El Fondo Monetario Internacional (FMI) considera que el mejor camino para la recuperación económica es dejar caer a las entidades financieras que no sean viables. El FMI advierte de que tras las pruebas de resistencia a la banca española "es preciso compensar rápidamente los déficits de capital, aplicar los nuevos instrumentos de distribución de la carga y liquidar los bancos no viables tan pronto como sea posible". Para los expertos de la institución internacional, "es necesario evitar nuevas fusiones que no generen valor de manera clara y restricciones excesivas sobre la oferta de crédito a nivel del sistema". Las conclusiones del informe del FMI son un varapalo a parte de las decisiones tomadas por el Gobierno de Mariano Rajoy desde su llegada a la presidencia del Gobierno, pero han quedado veladas por la valoración positiva en general a las reformas emprendidas por España en el conjunto del sector financiero.
La Comisión Europea (CE), el Banco Central Europeo (BCE) y el Fondo Monetario Internacional (FMI) consideran que el programa de recapitalización de la banca emprendido apunta a "un éxito" según el primer análisis sobre la marcha del rescate bancario español y sobre el cumplimiento por parte del país de los términos acordados con sus socios para obtener un crédito de hasta 100.000 millones de euros. Según el vicepresidente económico de la Comisión Europea, Olli Rehn, se trata de una "evaluación positiva", que supone "otro paso más hacia el arreglo y la reforma del sistema bancario español".
El dictamen de las instituciones europeas se basa en las conclusiones de una misión de expertos enviada a Madrid entre el 15 y el 26 de octubre, que "mantuvo intensas y productivas conversaciones con las autoridades españolas" y "obtuvo una actualización detallada de la situación macroeconómica de España y del rendimiento actual de todos los grandes bancos españoles". La conclusión es que "las condiciones generales del mercado financiero han mejorado desde el inicio del programa y los problemas de financiación se han reducido".

------------------------------------------------------------

INSTRUCCIONES:
[1] Según el texto sobre el rescate bancario, ¿entre qué fechas estuvo en Madrid la misión de expertos?
[2] Indique si cada afirmación concuerda con el texto sobre el rescate bancario, respondiendo sí o no y citando las palabras decisivas: (a) El FMI aconseja liquidar cuanto antes los bancos que no sean viables. (b) El crédito acordado con los socios llega como máximo a 50.000 millones de euros. (c) Olli Rehn es vicepresidente económico del Banco Central Europeo.
[3] Prosiga el texto sobre el rescate bancario a partir de su última oración.

Registros de origen:
------------------------------------------------------------

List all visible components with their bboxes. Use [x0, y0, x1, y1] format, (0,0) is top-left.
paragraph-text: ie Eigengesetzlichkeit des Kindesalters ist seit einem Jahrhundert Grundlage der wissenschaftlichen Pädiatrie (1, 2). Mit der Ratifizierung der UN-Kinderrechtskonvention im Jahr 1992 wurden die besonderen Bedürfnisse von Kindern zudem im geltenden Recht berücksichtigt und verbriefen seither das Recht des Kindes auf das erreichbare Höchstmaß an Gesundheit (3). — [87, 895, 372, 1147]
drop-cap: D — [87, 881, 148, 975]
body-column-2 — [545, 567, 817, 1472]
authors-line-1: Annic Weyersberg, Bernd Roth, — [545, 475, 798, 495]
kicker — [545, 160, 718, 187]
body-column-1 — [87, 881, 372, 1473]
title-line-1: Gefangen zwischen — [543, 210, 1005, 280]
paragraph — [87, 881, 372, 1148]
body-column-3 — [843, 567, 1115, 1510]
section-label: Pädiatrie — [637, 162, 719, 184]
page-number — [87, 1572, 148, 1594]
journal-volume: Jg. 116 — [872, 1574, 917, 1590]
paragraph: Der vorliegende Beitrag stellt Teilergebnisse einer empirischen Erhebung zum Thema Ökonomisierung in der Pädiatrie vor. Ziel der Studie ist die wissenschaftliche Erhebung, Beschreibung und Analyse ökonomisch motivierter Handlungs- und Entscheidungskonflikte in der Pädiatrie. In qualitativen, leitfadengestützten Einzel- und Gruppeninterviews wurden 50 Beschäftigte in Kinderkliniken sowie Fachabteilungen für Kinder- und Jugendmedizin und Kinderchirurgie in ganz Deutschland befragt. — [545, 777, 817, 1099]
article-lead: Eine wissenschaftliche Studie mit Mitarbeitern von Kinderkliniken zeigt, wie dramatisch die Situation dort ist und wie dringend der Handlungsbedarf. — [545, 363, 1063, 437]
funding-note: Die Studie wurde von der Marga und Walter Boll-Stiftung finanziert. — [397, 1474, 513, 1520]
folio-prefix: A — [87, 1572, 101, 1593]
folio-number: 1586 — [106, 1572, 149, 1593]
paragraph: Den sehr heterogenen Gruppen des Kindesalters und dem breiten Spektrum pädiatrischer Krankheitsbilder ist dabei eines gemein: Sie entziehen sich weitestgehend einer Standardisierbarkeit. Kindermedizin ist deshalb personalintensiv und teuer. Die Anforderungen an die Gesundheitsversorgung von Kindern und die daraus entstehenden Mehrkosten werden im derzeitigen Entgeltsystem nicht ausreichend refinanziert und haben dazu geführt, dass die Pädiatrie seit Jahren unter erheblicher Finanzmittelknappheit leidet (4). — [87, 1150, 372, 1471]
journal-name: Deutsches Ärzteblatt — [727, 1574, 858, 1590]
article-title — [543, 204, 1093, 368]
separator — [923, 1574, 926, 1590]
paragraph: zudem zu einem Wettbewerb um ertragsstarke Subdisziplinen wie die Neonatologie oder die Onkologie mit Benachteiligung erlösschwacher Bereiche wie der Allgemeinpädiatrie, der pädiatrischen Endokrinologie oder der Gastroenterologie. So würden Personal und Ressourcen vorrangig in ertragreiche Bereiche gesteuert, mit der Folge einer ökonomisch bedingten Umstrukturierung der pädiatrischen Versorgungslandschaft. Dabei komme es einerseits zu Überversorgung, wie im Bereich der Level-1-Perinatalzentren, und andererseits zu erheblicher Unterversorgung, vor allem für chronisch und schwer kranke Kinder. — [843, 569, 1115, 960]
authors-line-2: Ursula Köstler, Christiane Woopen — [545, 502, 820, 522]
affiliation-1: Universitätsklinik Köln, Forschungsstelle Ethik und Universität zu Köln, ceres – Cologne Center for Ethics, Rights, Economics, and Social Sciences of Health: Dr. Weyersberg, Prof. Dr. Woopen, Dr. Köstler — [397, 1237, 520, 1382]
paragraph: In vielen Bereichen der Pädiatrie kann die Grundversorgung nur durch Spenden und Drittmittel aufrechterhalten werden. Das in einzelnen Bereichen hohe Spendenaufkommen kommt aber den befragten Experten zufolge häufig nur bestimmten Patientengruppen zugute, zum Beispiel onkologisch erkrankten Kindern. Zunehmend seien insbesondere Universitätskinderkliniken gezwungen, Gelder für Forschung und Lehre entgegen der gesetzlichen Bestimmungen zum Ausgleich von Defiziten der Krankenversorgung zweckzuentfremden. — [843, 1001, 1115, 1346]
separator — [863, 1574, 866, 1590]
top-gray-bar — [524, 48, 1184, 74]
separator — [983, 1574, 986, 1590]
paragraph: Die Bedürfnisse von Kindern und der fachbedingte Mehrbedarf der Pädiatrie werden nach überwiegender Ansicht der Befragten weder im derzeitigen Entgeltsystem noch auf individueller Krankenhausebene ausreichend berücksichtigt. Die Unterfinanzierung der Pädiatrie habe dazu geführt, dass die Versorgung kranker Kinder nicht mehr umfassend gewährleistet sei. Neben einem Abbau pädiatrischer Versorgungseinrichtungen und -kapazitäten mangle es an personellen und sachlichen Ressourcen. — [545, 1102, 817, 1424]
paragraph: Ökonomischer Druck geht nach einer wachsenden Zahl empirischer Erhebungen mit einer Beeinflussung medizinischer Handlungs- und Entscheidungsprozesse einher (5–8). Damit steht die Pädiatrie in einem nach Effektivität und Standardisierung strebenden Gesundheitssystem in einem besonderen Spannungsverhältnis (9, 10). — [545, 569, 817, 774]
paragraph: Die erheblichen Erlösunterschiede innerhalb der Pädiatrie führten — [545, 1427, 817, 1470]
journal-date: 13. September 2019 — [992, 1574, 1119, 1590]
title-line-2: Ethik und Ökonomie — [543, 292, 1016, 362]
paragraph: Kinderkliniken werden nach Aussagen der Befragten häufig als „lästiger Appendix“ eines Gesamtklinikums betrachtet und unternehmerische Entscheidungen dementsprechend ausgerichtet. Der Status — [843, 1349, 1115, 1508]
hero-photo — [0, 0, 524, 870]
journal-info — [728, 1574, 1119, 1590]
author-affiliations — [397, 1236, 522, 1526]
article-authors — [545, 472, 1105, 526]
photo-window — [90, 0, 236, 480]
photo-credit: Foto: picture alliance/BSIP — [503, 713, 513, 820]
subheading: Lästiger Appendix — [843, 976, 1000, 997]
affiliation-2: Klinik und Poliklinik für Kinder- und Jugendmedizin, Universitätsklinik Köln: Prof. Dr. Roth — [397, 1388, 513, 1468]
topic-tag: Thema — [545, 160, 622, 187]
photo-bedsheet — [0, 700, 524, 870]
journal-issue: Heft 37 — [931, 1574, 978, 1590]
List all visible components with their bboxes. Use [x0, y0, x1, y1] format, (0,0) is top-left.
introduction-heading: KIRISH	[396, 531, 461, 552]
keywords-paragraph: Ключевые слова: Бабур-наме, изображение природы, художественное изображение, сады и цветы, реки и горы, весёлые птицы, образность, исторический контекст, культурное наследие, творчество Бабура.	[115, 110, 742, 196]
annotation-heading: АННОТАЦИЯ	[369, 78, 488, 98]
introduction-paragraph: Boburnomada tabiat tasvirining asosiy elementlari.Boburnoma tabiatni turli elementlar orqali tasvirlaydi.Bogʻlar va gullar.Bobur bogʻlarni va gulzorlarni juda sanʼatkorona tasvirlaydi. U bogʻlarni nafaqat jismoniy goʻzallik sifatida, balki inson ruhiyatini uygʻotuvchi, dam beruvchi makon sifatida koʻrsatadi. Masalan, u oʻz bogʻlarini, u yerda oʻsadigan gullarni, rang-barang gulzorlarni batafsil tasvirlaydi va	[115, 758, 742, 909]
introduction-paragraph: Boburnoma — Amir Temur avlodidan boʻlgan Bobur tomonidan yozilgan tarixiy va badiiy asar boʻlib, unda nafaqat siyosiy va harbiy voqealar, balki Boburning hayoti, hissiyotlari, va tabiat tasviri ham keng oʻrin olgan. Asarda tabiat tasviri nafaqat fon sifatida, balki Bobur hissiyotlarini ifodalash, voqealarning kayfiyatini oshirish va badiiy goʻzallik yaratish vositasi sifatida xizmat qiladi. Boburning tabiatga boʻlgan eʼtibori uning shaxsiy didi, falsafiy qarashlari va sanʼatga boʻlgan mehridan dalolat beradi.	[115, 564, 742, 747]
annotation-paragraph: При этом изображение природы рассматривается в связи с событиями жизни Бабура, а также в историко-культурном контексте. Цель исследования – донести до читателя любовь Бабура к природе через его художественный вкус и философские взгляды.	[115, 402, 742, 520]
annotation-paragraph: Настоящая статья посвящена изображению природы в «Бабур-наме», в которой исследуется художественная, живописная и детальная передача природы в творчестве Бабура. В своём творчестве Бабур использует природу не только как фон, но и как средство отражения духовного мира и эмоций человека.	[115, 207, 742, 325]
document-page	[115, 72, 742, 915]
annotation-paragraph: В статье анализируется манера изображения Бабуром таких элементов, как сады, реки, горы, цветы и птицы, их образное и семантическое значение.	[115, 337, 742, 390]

------------------------------------------------------------

RESPUESTAS EN ORDEN:
[1] Entre el 15 y el 26 de octubre.

[2]
(a) Sí: «liquidar los bancos no viables tan pronto como sea posible».
(b) No: «un crédito de hasta 100.000 millones de euros».
(c) No: «el vicepresidente económico de la Comisión Europea, Olli Rehn».

[3]
Sin embargo también existen puntos negros pendientes. La CE y el BCE advierten de que "los desafíos para una parte del sector bancario siguen siendo importantes y requieren una acción política decisiva, como se señala en el Memorando de Entendimiento". En esa frase se refieren a la existencia de entidades financieras con las cuentas todavía en situación complicada, como consecuencia del peso excesivo de operaciones dudosas en el sector inmobiliario. Según la institución que dirige Christine Lagarde, se han logrado "avances significativos" en el sistema financiero español, pero quedan "por delante retos difíciles".
Entre esos retos, el FMI señala que se deben liquidar los bancos no viables y evitar nuevas fusiones que enmascaren la pésima gestión de algunas de las entidades.
Según lo previsto, las primeras inyecciones de capital europeo llegarán en noviembre e irán a las entidades nacionalizadas, es decir, Bankia, Catalunya Caixa, el Banco de Valencia y Novagalicia. Estos bancos necesitan, según la consultora estadounidense Oliver Wyman, más de 46.000 millones de euros, de los que 25.000 millones corresponden a Bankia. El primer tramo del préstamo puede alcanzar los 45.000 millones, según lo pactado en julio, pero para recibirlo España deberá concretar antes las cantidades que necesita y posteriormente recibir la vía libre de Bruselas. "En las próximas semanas la CE procederá a evaluar los planes de reestructuración y recapitalización de los bancos españoles, lo que debería despejar el camino para los primeros desembolsos a las entidades con necesidades de apoyo público, tal y como se prevé en el programa", recordó Rehn.